WRITTEN TASK ▸ From the entries that follow, extract each line holding the string "represa".

━━ MATERIAL ━━

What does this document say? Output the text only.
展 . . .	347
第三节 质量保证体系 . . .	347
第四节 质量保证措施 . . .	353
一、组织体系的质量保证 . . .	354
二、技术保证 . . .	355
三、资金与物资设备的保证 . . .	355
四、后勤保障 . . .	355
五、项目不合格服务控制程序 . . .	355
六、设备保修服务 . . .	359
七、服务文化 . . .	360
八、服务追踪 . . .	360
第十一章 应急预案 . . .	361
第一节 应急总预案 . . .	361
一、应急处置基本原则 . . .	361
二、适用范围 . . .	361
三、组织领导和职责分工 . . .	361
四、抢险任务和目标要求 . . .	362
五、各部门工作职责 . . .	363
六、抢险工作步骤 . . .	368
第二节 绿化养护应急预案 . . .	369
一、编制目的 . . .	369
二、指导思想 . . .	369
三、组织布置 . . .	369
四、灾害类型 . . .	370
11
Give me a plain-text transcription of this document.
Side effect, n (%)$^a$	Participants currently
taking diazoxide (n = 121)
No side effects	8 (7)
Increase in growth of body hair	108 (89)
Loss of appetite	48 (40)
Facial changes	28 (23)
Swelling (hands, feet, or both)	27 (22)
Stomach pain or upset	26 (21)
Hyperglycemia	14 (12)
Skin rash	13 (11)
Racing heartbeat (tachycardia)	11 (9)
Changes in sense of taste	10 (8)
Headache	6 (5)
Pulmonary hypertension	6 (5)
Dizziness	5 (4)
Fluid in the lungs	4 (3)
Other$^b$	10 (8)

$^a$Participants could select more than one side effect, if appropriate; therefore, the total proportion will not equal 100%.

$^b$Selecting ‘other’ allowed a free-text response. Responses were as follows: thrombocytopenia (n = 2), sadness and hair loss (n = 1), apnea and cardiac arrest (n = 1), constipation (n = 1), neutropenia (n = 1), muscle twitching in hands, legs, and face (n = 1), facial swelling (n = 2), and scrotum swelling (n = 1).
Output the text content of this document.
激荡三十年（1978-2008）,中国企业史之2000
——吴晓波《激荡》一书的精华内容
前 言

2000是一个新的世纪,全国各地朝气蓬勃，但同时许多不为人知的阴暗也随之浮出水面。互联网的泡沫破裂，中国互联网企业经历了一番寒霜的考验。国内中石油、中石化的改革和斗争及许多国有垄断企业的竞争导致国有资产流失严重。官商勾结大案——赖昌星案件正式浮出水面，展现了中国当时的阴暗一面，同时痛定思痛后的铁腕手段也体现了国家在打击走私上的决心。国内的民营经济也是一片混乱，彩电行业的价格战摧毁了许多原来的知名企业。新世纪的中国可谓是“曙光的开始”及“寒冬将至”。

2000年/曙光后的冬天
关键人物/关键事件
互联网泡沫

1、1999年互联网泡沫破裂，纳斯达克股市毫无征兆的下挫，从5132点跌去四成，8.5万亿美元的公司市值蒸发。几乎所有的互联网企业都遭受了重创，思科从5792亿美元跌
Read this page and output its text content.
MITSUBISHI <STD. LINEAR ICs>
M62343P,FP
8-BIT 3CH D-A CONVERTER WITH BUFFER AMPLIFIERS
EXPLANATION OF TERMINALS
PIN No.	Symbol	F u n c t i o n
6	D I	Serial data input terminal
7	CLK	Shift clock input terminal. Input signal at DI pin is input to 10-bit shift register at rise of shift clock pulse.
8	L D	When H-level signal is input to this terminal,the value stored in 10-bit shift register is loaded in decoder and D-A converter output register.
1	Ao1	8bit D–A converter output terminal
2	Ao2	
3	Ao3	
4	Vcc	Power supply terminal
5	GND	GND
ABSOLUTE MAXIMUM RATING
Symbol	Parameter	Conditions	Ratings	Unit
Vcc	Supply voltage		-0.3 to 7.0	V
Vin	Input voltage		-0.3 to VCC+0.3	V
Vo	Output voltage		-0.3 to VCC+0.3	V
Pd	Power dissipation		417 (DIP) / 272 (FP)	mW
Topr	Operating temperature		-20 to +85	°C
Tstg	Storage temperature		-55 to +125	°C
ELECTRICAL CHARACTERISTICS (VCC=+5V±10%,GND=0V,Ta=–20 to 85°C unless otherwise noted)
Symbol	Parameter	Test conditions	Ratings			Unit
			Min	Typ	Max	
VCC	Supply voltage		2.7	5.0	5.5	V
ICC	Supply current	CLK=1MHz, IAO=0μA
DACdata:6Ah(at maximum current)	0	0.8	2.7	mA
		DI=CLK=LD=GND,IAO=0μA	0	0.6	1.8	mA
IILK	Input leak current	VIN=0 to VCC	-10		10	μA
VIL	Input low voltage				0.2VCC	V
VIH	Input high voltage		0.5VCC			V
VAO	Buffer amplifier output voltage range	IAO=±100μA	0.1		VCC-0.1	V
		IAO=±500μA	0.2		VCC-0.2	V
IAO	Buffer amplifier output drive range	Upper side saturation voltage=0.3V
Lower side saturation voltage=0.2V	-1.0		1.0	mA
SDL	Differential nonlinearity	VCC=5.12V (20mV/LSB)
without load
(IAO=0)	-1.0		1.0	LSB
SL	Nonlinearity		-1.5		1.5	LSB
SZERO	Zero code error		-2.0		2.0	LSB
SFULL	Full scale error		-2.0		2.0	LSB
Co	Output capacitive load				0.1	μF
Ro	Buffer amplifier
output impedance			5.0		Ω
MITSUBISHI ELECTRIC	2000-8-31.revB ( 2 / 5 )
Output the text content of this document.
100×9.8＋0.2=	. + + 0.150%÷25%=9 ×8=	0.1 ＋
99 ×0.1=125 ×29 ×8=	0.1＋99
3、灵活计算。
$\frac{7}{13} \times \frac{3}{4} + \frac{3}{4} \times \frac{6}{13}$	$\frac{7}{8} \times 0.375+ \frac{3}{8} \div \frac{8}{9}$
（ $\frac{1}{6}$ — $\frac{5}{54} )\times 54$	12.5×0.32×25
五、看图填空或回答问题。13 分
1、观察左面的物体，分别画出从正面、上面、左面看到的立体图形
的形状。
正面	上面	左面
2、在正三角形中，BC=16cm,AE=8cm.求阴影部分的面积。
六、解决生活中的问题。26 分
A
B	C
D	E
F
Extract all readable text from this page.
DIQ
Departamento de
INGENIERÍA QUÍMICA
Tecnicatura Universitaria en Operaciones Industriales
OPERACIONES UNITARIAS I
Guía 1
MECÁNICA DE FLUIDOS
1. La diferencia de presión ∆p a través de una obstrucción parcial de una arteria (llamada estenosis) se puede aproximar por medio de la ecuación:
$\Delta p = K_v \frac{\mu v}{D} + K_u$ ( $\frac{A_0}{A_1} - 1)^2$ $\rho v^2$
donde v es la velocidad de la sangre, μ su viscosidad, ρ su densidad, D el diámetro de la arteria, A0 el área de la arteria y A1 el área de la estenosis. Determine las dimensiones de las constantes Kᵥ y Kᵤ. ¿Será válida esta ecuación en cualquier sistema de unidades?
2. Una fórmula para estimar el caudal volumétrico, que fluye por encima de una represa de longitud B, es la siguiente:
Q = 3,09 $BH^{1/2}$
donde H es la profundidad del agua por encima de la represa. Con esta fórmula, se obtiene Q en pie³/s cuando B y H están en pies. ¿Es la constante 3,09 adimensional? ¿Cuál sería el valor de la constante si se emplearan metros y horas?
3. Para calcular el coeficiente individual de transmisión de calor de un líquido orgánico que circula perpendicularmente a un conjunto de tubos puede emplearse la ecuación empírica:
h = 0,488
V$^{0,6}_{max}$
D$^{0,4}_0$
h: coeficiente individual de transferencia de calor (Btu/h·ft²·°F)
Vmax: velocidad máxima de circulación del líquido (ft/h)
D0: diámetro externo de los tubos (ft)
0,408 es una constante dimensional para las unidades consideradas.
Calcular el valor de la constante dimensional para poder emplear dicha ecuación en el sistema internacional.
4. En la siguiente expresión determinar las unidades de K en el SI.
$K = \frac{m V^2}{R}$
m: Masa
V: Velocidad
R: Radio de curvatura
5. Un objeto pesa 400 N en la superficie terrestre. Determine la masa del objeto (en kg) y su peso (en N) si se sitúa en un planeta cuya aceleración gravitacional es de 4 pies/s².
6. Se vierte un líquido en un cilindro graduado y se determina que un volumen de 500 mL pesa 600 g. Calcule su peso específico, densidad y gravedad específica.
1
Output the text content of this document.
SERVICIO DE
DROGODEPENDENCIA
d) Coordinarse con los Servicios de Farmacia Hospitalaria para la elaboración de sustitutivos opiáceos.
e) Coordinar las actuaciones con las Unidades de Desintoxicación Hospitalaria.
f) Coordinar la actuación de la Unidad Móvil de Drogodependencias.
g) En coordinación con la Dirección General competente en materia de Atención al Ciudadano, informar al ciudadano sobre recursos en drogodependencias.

━━━

TASK RESULT ▸
2. Una fórmula para estimar el caudal volumétrico, que fluye por encima de una represa de longitud B, es la siguiente:
donde H es la profundidad del agua por encima de la represa. Con esta fórmula, se obtiene Q en pie³/s cuando B y H están en pies. ¿Es la constante 3,09 adimensional? ¿Cuál sería el valor de la constante si se emplearan metros y horas?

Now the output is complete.